Short exercise: Search the material for the string "JSON" and copy each line where it occurs.

>> START Data provided

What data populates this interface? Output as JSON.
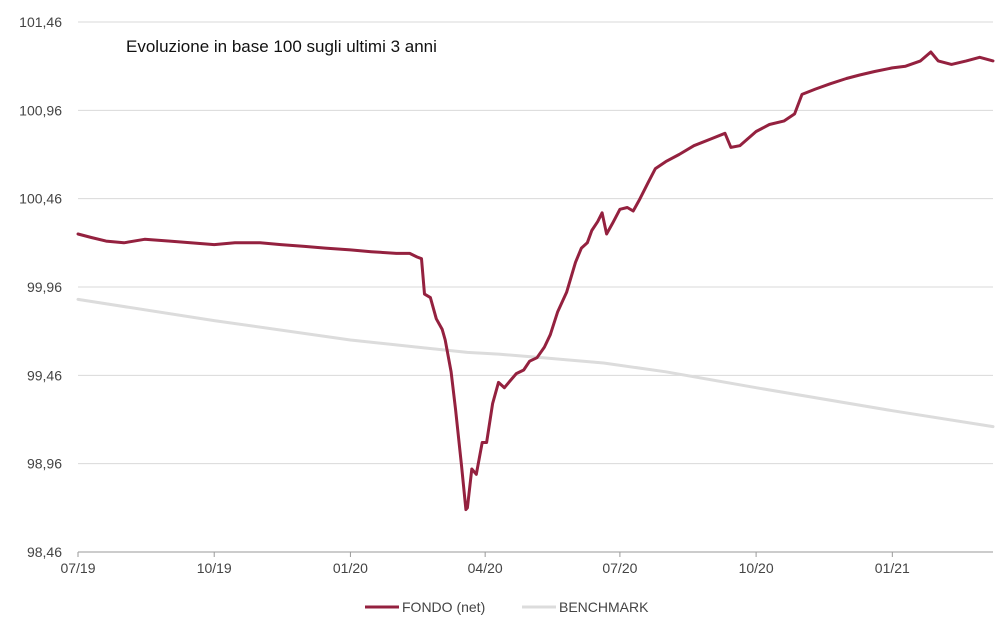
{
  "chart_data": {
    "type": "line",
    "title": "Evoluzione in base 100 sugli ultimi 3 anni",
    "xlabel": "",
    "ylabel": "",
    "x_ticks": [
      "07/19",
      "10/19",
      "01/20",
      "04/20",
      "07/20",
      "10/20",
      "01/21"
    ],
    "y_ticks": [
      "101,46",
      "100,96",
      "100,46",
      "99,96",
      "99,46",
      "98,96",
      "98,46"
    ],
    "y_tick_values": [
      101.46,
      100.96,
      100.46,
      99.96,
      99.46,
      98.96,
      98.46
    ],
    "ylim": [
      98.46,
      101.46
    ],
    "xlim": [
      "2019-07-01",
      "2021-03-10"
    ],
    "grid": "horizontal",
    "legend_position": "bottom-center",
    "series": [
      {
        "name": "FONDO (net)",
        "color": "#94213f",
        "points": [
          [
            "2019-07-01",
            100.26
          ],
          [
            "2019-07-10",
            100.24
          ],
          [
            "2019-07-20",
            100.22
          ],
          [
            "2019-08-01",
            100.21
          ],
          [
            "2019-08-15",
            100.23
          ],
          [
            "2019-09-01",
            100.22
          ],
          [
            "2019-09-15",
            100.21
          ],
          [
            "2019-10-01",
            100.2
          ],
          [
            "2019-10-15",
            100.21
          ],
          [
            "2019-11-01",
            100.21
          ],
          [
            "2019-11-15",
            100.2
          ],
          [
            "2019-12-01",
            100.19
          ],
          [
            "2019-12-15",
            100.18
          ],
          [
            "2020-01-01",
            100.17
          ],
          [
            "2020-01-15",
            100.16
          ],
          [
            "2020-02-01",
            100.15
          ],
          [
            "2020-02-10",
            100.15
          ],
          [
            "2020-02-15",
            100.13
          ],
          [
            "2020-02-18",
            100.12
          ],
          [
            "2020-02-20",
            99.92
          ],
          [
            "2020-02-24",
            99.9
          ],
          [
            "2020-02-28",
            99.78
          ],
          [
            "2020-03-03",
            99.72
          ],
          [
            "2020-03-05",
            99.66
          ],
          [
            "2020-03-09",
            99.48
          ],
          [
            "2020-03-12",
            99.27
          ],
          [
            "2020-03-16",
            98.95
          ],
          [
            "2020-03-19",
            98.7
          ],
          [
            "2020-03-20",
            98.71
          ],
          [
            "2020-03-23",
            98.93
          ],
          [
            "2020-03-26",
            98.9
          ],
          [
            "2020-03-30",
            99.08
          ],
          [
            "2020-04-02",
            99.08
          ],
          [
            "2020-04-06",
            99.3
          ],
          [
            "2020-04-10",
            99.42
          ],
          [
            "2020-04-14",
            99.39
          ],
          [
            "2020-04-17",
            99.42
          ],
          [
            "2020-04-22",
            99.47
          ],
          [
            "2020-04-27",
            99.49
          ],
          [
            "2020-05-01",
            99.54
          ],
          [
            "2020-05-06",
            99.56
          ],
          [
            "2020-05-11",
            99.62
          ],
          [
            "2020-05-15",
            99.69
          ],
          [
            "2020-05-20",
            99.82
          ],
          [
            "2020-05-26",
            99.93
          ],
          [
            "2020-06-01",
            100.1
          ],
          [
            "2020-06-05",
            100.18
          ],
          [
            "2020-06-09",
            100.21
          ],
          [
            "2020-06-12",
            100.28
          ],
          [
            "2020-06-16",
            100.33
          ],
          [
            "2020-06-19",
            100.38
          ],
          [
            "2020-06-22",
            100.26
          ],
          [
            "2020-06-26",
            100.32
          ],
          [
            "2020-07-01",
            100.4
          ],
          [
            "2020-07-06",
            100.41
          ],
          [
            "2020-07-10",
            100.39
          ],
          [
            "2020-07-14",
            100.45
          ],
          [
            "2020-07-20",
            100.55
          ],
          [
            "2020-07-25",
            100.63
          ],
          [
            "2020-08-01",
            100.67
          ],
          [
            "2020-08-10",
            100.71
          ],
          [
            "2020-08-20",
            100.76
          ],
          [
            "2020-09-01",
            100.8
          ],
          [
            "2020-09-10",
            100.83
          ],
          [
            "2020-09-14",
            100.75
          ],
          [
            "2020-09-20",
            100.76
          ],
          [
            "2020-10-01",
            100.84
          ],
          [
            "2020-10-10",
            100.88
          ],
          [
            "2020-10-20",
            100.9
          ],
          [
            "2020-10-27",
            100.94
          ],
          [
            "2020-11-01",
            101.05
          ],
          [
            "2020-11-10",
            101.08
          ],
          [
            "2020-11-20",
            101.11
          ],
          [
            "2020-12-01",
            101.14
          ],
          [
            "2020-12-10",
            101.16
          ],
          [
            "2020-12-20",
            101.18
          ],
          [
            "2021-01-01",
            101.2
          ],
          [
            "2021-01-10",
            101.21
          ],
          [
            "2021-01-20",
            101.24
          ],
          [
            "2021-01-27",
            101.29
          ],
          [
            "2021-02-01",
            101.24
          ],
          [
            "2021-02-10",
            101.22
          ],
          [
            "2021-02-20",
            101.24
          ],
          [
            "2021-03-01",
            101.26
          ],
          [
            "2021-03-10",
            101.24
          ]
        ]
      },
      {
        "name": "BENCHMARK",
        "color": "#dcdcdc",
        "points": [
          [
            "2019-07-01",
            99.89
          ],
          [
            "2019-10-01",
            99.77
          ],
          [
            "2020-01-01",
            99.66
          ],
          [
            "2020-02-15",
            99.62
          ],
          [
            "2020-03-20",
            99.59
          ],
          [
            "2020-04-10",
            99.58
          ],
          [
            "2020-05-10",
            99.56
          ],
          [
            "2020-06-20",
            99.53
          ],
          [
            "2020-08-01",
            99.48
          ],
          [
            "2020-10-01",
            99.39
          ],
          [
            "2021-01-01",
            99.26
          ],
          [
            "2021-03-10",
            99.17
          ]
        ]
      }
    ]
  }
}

>> END Data provided
>> START Data provided

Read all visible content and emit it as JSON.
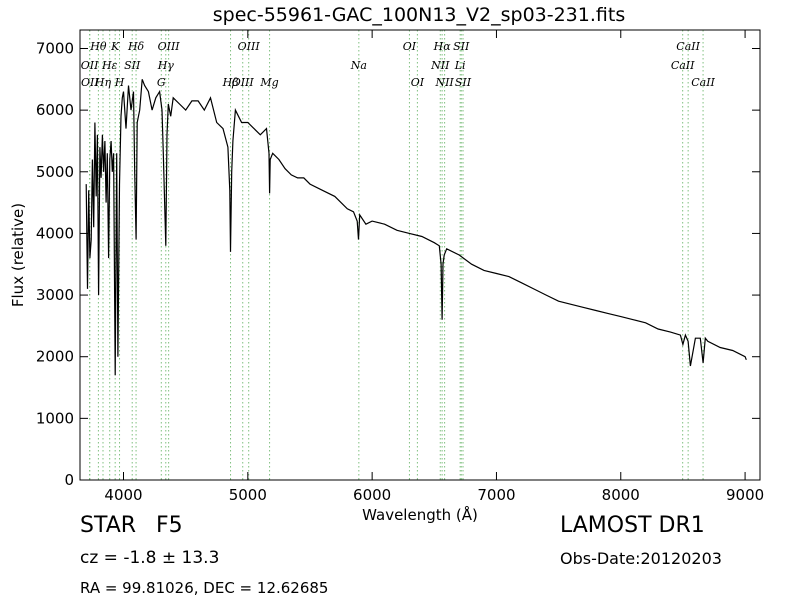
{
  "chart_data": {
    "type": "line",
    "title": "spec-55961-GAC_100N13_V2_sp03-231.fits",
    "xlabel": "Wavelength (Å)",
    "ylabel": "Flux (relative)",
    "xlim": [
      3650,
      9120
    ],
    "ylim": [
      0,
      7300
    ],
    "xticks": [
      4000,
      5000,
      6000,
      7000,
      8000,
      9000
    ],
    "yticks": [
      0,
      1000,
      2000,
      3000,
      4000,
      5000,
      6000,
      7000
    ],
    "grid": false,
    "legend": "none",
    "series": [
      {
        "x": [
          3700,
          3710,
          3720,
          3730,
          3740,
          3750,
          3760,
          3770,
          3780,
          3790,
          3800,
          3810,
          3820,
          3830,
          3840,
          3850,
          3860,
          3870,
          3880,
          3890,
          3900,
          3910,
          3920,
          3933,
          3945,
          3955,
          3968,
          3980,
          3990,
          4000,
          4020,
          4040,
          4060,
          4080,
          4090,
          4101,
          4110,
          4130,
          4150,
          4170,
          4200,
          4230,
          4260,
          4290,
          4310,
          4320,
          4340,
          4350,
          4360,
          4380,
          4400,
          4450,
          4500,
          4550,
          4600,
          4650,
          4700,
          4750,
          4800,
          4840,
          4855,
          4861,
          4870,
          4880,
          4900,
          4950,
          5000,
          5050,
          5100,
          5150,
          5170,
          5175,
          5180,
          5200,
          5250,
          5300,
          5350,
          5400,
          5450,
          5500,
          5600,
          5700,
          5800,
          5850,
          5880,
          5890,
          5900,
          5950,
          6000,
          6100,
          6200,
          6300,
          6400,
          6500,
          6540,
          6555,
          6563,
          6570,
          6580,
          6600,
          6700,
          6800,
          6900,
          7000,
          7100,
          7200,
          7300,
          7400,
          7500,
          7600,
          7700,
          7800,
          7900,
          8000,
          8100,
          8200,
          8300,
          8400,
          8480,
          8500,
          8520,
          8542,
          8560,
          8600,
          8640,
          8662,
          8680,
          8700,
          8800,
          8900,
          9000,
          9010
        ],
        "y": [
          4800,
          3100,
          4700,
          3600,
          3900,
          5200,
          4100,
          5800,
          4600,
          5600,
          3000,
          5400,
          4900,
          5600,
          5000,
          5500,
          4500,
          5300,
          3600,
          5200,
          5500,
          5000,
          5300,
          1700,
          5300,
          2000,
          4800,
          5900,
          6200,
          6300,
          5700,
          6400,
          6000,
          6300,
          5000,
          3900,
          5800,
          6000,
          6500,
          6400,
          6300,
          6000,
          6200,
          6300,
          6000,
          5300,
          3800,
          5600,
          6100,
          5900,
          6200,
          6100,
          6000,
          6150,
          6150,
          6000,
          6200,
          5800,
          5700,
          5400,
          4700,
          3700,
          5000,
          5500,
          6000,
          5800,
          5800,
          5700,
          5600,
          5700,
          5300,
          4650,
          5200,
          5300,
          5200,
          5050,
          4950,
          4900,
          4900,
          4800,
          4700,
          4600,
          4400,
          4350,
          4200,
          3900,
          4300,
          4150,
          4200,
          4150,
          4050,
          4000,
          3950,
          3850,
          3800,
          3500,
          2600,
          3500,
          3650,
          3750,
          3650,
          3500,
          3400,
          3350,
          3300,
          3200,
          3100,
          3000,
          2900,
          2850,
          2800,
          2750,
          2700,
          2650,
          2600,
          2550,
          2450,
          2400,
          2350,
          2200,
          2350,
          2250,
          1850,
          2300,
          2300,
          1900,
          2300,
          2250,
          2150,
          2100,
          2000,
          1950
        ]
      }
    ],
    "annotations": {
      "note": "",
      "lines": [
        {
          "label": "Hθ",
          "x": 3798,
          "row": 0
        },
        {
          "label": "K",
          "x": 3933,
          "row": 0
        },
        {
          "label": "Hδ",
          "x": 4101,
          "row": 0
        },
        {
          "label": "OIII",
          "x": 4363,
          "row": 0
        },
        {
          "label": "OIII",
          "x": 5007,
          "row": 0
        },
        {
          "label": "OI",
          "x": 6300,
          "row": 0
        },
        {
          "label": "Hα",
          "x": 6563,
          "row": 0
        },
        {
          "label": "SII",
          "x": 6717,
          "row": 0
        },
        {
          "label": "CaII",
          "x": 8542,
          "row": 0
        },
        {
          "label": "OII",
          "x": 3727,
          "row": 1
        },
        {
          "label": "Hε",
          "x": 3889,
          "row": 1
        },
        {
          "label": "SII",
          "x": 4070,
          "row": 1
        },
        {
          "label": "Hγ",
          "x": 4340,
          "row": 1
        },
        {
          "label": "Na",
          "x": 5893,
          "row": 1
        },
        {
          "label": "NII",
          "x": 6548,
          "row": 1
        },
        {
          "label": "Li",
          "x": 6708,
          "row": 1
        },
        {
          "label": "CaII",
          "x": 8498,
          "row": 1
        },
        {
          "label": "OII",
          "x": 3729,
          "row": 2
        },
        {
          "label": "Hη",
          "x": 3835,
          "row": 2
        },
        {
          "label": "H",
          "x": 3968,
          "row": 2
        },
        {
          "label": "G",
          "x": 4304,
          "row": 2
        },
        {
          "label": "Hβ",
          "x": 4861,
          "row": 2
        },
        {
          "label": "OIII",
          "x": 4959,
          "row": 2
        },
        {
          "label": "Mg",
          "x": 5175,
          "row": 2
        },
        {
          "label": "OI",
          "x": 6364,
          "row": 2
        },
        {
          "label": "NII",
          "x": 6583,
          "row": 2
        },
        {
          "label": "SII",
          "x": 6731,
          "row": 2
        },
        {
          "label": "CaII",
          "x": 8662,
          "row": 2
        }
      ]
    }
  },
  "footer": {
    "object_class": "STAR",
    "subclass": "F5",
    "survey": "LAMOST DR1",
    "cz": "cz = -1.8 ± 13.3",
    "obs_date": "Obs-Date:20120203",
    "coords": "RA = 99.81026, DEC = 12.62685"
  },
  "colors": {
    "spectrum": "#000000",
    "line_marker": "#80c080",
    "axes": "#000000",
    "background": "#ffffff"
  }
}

>> END Data provided

Result below:
What data populates this interface? Output as JSON.
Read all visible content and emit it as JSON.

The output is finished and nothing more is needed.